- **WHAT IS EXPECTED**: Skip the pictures and quote all of the lines exactly.

- **PROVIDED RECORDS**:
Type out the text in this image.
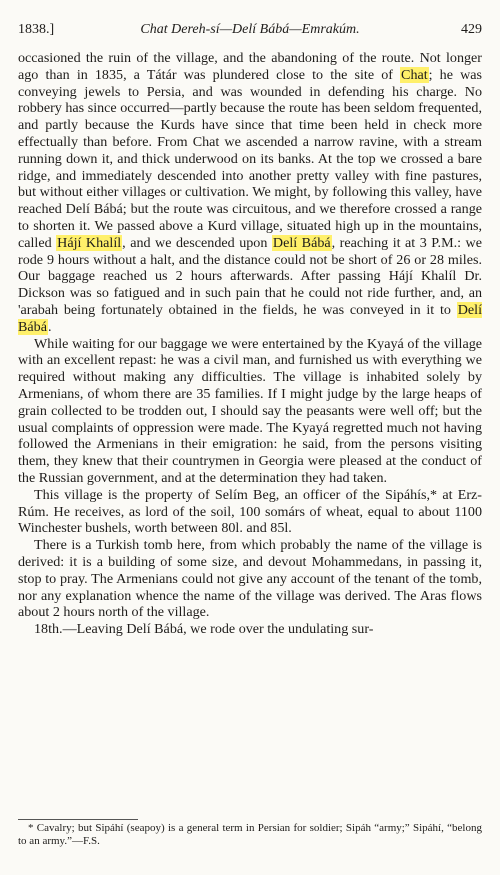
1838.]	Chat Dereh-sí—Delí Bábá—Emrakúm.	429

occasioned the ruin of the village, and the abandoning of the route. Not longer ago than in 1835, a Tátár was plundered close to the site of Chat; he was conveying jewels to Persia, and was wounded in defending his charge. No robbery has since occurred—partly because the route has been seldom frequented, and partly because the Kurds have since that time been held in check more effectually than before. From Chat we ascended a narrow ravine, with a stream running down it, and thick underwood on its banks. At the top we crossed a bare ridge, and immediately descended into another pretty valley with fine pastures, but without either villages or cultivation. We might, by following this valley, have reached Delí Bábá; but the route was circuitous, and we therefore crossed a range to shorten it. We passed above a Kurd village, situated high up in the mountains, called Hájí Khalíl, and we descended upon Delí Bábá, reaching it at 3 P.M.: we rode 9 hours without a halt, and the distance could not be short of 26 or 28 miles. Our baggage reached us 2 hours afterwards. After passing Hájí Khalíl Dr. Dickson was so fatigued and in such pain that he could not ride further, and, an 'arabah being fortunately obtained in the fields, he was conveyed in it to Delí Bábá.

While waiting for our baggage we were entertained by the Kyayá of the village with an excellent repast: he was a civil man, and furnished us with everything we required without making any difficulties. The village is inhabited solely by Armenians, of whom there are 35 families. If I might judge by the large heaps of grain collected to be trodden out, I should say the peasants were well off; but the usual complaints of oppression were made. The Kyayá regretted much not having followed the Armenians in their emigration: he said, from the persons visiting them, they knew that their countrymen in Georgia were pleased at the conduct of the Russian government, and at the determination they had taken.

This village is the property of Selím Beg, an officer of the Sipáhís,* at Erz-Rúm. He receives, as lord of the soil, 100 somárs of wheat, equal to about 1100 Winchester bushels, worth between 80l. and 85l.

There is a Turkish tomb here, from which probably the name of the village is derived: it is a building of some size, and devout Mohammedans, in passing it, stop to pray. The Armenians could not give any account of the tenant of the tomb, nor any explanation whence the name of the village was derived. The Aras flows about 2 hours north of the village.

18th.—Leaving Delí Bábá, we rode over the undulating sur-

* Cavalry; but Sipáhí (seapoy) is a general term in Persian for soldier; Sipáh “army;” Sipáhí, “belong to an army.”—F.S.
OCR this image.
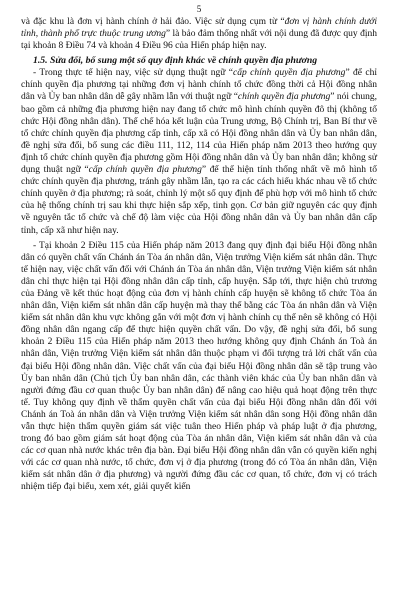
5

và đặc khu là đơn vị hành chính ở hải đảo. Việc sử dụng cụm từ “đơn vị hành chính dưới tỉnh, thành phố trực thuộc trung ương” là bảo đảm thống nhất với nội dung đã được quy định tại khoản 8 Điều 74 và khoản 4 Điều 96 của Hiến pháp hiện nay.

1.5. Sửa đổi, bổ sung một số quy định khác về chính quyền địa phương

- Trong thực tế hiện nay, việc sử dụng thuật ngữ “cấp chính quyền địa phương” để chỉ chính quyền địa phương tại những đơn vị hành chính tổ chức đồng thời cả Hội đồng nhân dân và Ủy ban nhân dân dễ gây nhầm lẫn với thuật ngữ “chính quyền địa phương” nói chung, bao gồm cả những địa phương hiện nay đang tổ chức mô hình chính quyền đô thị (không tổ chức Hội đồng nhân dân). Thể chế hóa kết luận của Trung ương, Bộ Chính trị, Ban Bí thư về tổ chức chính quyền địa phương cấp tỉnh, cấp xã có Hội đồng nhân dân và Ủy ban nhân dân, đề nghị sửa đổi, bổ sung các điều 111, 112, 114 của Hiến pháp năm 2013 theo hướng quy định tổ chức chính quyền địa phương gồm Hội đồng nhân dân và Ủy ban nhân dân; không sử dụng thuật ngữ “cấp chính quyền địa phương” để thể hiện tính thống nhất về mô hình tổ chức chính quyền địa phương, tránh gây nhầm lẫn, tạo ra các cách hiểu khác nhau về tổ chức chính quyền ở địa phương; rà soát, chỉnh lý một số quy định để phù hợp với mô hình tổ chức của hệ thống chính trị sau khi thực hiện sắp xếp, tinh gọn. Cơ bản giữ nguyên các quy định về nguyên tắc tổ chức và chế độ làm việc của Hội đồng nhân dân và Ủy ban nhân dân cấp tỉnh, cấp xã như hiện nay.

- Tại khoản 2 Điều 115 của Hiến pháp năm 2013 đang quy định đại biểu Hội đồng nhân dân có quyền chất vấn Chánh án Tòa án nhân dân, Viện trưởng Viện kiểm sát nhân dân. Thực tế hiện nay, việc chất vấn đối với Chánh án Tòa án nhân dân, Viện trưởng Viện kiểm sát nhân dân chỉ thực hiện tại Hội đồng nhân dân cấp tỉnh, cấp huyện. Sắp tới, thực hiện chủ trương của Đảng về kết thúc hoạt động của đơn vị hành chính cấp huyện sẽ không tổ chức Tòa án nhân dân, Viện kiểm sát nhân dân cấp huyện mà thay thế bằng các Tòa án nhân dân và Viện kiểm sát nhân dân khu vực không gắn với một đơn vị hành chính cụ thể nên sẽ không có Hội đồng nhân dân ngang cấp để thực hiện quyền chất vấn. Do vậy, đề nghị sửa đổi, bổ sung khoản 2 Điều 115 của Hiến pháp năm 2013 theo hướng không quy định Chánh án Toà án nhân dân, Viện trưởng Viện kiểm sát nhân dân thuộc phạm vi đối tượng trả lời chất vấn của đại biểu Hội đồng nhân dân. Việc chất vấn của đại biểu Hội đồng nhân dân sẽ tập trung vào Ủy ban nhân dân (Chủ tịch Ủy ban nhân dân, các thành viên khác của Ủy ban nhân dân và người đứng đầu cơ quan thuộc Ủy ban nhân dân) để nâng cao hiệu quả hoạt động trên thực tế. Tuy không quy định về thẩm quyền chất vấn của đại biểu Hội đồng nhân dân đối với Chánh án Toà án nhân dân và Viện trưởng Viện kiểm sát nhân dân song Hội đồng nhân dân vẫn thực hiện thẩm quyền giám sát việc tuân theo Hiến pháp và pháp luật ở địa phương, trong đó bao gồm giám sát hoạt động của Tòa án nhân dân, Viện kiểm sát nhân dân và của các cơ quan nhà nước khác trên địa bàn. Đại biểu Hội đồng nhân dân vẫn có quyền kiến nghị với các cơ quan nhà nước, tổ chức, đơn vị ở địa phương (trong đó có Tòa án nhân dân, Viện kiểm sát nhân dân ở địa phương) và người đứng đầu các cơ quan, tổ chức, đơn vị có trách nhiệm tiếp đại biểu, xem xét, giải quyết kiến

- **COMPLETED EXERCISE**:
Type out the text in this image.
1838.]	Chat Dereh-sí—Delí Bábá—Emrakúm.	429

occasioned the ruin of the village, and the abandoning of the route. Not longer ago than in 1835, a Tátár was plundered close to the site of Chat; he was conveying jewels to Persia, and was wounded in defending his charge. No robbery has since occurred—partly because the route has been seldom frequented, and partly because the Kurds have since that time been held in check more effectually than before. From Chat we ascended a narrow ravine, with a stream running down it, and thick underwood on its banks. At the top we crossed a bare ridge, and immediately descended into another pretty valley with fine pastures, but without either villages or cultivation. We might, by following this valley, have reached Delí Bábá; but the route was circuitous, and we therefore crossed a range to shorten it. We passed above a Kurd village, situated high up in the mountains, called Hájí Khalíl, and we descended upon Delí Bábá, reaching it at 3 P.M.: we rode 9 hours without a halt, and the distance could not be short of 26 or 28 miles. Our baggage reached us 2 hours afterwards. After passing Hájí Khalíl Dr. Dickson was so fatigued and in such pain that he could not ride further, and, an 'arabah being fortunately obtained in the fields, he was conveyed in it to Delí Bábá.

While waiting for our baggage we were entertained by the Kyayá of the village with an excellent repast: he was a civil man, and furnished us with everything we required without making any difficulties. The village is inhabited solely by Armenians, of whom there are 35 families. If I might judge by the large heaps of grain collected to be trodden out, I should say the peasants were well off; but the usual complaints of oppression were made. The Kyayá regretted much not having followed the Armenians in their emigration: he said, from the persons visiting them, they knew that their countrymen in Georgia were pleased at the conduct of the Russian government, and at the determination they had taken.

This village is the property of Selím Beg, an officer of the Sipáhís,* at Erz-Rúm. He receives, as lord of the soil, 100 somárs of wheat, equal to about 1100 Winchester bushels, worth between 80l. and 85l.

There is a Turkish tomb here, from which probably the name of the village is derived: it is a building of some size, and devout Mohammedans, in passing it, stop to pray. The Armenians could not give any account of the tenant of the tomb, nor any explanation whence the name of the village was derived. The Aras flows about 2 hours north of the village.

18th.—Leaving Delí Bábá, we rode over the undulating sur-

* Cavalry; but Sipáhí (seapoy) is a general term in Persian for soldier; Sipáh “army;” Sipáhí, “belong to an army.”—F.S.
OCR this image.
5

và đặc khu là đơn vị hành chính ở hải đảo. Việc sử dụng cụm từ “đơn vị hành chính dưới tỉnh, thành phố trực thuộc trung ương” là bảo đảm thống nhất với nội dung đã được quy định tại khoản 8 Điều 74 và khoản 4 Điều 96 của Hiến pháp hiện nay.

1.5. Sửa đổi, bổ sung một số quy định khác về chính quyền địa phương

- Trong thực tế hiện nay, việc sử dụng thuật ngữ “cấp chính quyền địa phương” để chỉ chính quyền địa phương tại những đơn vị hành chính tổ chức đồng thời cả Hội đồng nhân dân và Ủy ban nhân dân dễ gây nhầm lẫn với thuật ngữ “chính quyền địa phương” nói chung, bao gồm cả những địa phương hiện nay đang tổ chức mô hình chính quyền đô thị (không tổ chức Hội đồng nhân dân). Thể chế hóa kết luận của Trung ương, Bộ Chính trị, Ban Bí thư về tổ chức chính quyền địa phương cấp tỉnh, cấp xã có Hội đồng nhân dân và Ủy ban nhân dân, đề nghị sửa đổi, bổ sung các điều 111, 112, 114 của Hiến pháp năm 2013 theo hướng quy định tổ chức chính quyền địa phương gồm Hội đồng nhân dân và Ủy ban nhân dân; không sử dụng thuật ngữ “cấp chính quyền địa phương” để thể hiện tính thống nhất về mô hình tổ chức chính quyền địa phương, tránh gây nhầm lẫn, tạo ra các cách hiểu khác nhau về tổ chức chính quyền ở địa phương; rà soát, chỉnh lý một số quy định để phù hợp với mô hình tổ chức của hệ thống chính trị sau khi thực hiện sắp xếp, tinh gọn. Cơ bản giữ nguyên các quy định về nguyên tắc tổ chức và chế độ làm việc của Hội đồng nhân dân và Ủy ban nhân dân cấp tỉnh, cấp xã như hiện nay.

- Tại khoản 2 Điều 115 của Hiến pháp năm 2013 đang quy định đại biểu Hội đồng nhân dân có quyền chất vấn Chánh án Tòa án nhân dân, Viện trưởng Viện kiểm sát nhân dân. Thực tế hiện nay, việc chất vấn đối với Chánh án Tòa án nhân dân, Viện trưởng Viện kiểm sát nhân dân chỉ thực hiện tại Hội đồng nhân dân cấp tỉnh, cấp huyện. Sắp tới, thực hiện chủ trương của Đảng về kết thúc hoạt động của đơn vị hành chính cấp huyện sẽ không tổ chức Tòa án nhân dân, Viện kiểm sát nhân dân cấp huyện mà thay thế bằng các Tòa án nhân dân và Viện kiểm sát nhân dân khu vực không gắn với một đơn vị hành chính cụ thể nên sẽ không có Hội đồng nhân dân ngang cấp để thực hiện quyền chất vấn. Do vậy, đề nghị sửa đổi, bổ sung khoản 2 Điều 115 của Hiến pháp năm 2013 theo hướng không quy định Chánh án Toà án nhân dân, Viện trưởng Viện kiểm sát nhân dân thuộc phạm vi đối tượng trả lời chất vấn của đại biểu Hội đồng nhân dân. Việc chất vấn của đại biểu Hội đồng nhân dân sẽ tập trung vào Ủy ban nhân dân (Chủ tịch Ủy ban nhân dân, các thành viên khác của Ủy ban nhân dân và người đứng đầu cơ quan thuộc Ủy ban nhân dân) để nâng cao hiệu quả hoạt động trên thực tế. Tuy không quy định về thẩm quyền chất vấn của đại biểu Hội đồng nhân dân đối với Chánh án Toà án nhân dân và Viện trưởng Viện kiểm sát nhân dân song Hội đồng nhân dân vẫn thực hiện thẩm quyền giám sát việc tuân theo Hiến pháp và pháp luật ở địa phương, trong đó bao gồm giám sát hoạt động của Tòa án nhân dân, Viện kiểm sát nhân dân và của các cơ quan nhà nước khác trên địa bàn. Đại biểu Hội đồng nhân dân vẫn có quyền kiến nghị với các cơ quan nhà nước, tổ chức, đơn vị ở địa phương (trong đó có Tòa án nhân dân, Viện kiểm sát nhân dân ở địa phương) và người đứng đầu các cơ quan, tổ chức, đơn vị có trách nhiệm tiếp đại biểu, xem xét, giải quyết kiến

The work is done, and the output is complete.